▶ THE INPUT:
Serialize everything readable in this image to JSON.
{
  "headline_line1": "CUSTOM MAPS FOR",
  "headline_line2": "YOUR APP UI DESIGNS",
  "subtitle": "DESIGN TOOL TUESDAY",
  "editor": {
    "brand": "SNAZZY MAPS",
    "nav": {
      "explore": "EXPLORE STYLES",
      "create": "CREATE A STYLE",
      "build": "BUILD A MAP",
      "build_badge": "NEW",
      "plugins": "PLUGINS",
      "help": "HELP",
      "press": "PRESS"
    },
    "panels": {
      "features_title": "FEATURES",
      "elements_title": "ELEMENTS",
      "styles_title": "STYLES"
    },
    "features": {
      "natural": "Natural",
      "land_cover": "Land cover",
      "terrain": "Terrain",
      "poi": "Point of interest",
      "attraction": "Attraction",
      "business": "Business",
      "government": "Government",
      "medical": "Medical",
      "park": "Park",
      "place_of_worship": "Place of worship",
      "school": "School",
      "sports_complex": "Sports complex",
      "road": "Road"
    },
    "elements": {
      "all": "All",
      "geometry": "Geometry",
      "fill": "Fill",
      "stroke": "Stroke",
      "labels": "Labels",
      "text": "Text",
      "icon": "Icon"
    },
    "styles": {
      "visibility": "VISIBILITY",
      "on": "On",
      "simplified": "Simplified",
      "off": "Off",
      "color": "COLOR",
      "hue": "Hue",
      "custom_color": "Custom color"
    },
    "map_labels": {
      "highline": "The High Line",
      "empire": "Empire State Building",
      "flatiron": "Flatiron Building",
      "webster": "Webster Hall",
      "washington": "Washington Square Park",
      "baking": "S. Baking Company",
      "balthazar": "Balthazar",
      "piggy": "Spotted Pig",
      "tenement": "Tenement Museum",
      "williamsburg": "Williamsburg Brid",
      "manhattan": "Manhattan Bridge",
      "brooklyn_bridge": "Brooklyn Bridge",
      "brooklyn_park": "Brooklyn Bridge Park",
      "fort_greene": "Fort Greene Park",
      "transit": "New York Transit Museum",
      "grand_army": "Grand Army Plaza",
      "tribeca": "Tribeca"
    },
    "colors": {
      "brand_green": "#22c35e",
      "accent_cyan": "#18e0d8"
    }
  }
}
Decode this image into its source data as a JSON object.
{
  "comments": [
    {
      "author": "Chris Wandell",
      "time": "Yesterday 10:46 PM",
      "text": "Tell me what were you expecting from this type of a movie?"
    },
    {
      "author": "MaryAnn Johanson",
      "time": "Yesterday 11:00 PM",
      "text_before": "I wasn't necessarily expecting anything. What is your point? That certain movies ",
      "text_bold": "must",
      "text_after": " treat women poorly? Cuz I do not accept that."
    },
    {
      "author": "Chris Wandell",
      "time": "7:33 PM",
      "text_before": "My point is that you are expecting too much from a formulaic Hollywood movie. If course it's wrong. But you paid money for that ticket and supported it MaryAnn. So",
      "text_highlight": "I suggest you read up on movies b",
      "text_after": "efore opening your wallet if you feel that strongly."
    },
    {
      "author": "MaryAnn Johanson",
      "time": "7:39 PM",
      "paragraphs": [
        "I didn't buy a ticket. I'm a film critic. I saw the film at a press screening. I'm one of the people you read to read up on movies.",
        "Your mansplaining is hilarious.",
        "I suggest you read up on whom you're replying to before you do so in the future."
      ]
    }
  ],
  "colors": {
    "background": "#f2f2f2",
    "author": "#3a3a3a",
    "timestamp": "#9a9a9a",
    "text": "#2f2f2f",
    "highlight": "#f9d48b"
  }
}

▶ EXERCISE GOAL: Print only the lines from the one with "Decode this image" to the end of the records, both included.

▶ EXERCISE RESPONSE:
Decode this image into its source data as a JSON object.
{
  "comments": [
    {
      "author": "Chris Wandell",
      "time": "Yesterday 10:46 PM",
      "text": "Tell me what were you expecting from this type of a movie?"
    },
    {
      "author": "MaryAnn Johanson",
      "time": "Yesterday 11:00 PM",
      "text_before": "I wasn't necessarily expecting anything. What is your point? That certain movies ",
      "text_bold": "must",
      "text_after": " treat women poorly? Cuz I do not accept that."
    },
    {
      "author": "Chris Wandell",
      "time": "7:33 PM",
      "text_before": "My point is that you are expecting too much from a formulaic Hollywood movie. If course it's wrong. But you paid money for that ticket and supported it MaryAnn. So",
      "text_highlight": "I suggest you read up on movies b",
      "text_after": "efore opening your wallet if you feel that strongly."
    },
    {
      "author": "MaryAnn Johanson",
      "time": "7:39 PM",
      "paragraphs": [
        "I didn't buy a ticket. I'm a film critic. I saw the film at a press screening. I'm one of the people you read to read up on movies.",
        "Your mansplaining is hilarious.",
        "I suggest you read up on whom you're replying to before you do so in the future."
      ]
    }
  ],
  "colors": {
    "background": "#f2f2f2",
    "author": "#3a3a3a",
    "timestamp": "#9a9a9a",
    "text": "#2f2f2f",
    "highlight": "#f9d48b"
  }
}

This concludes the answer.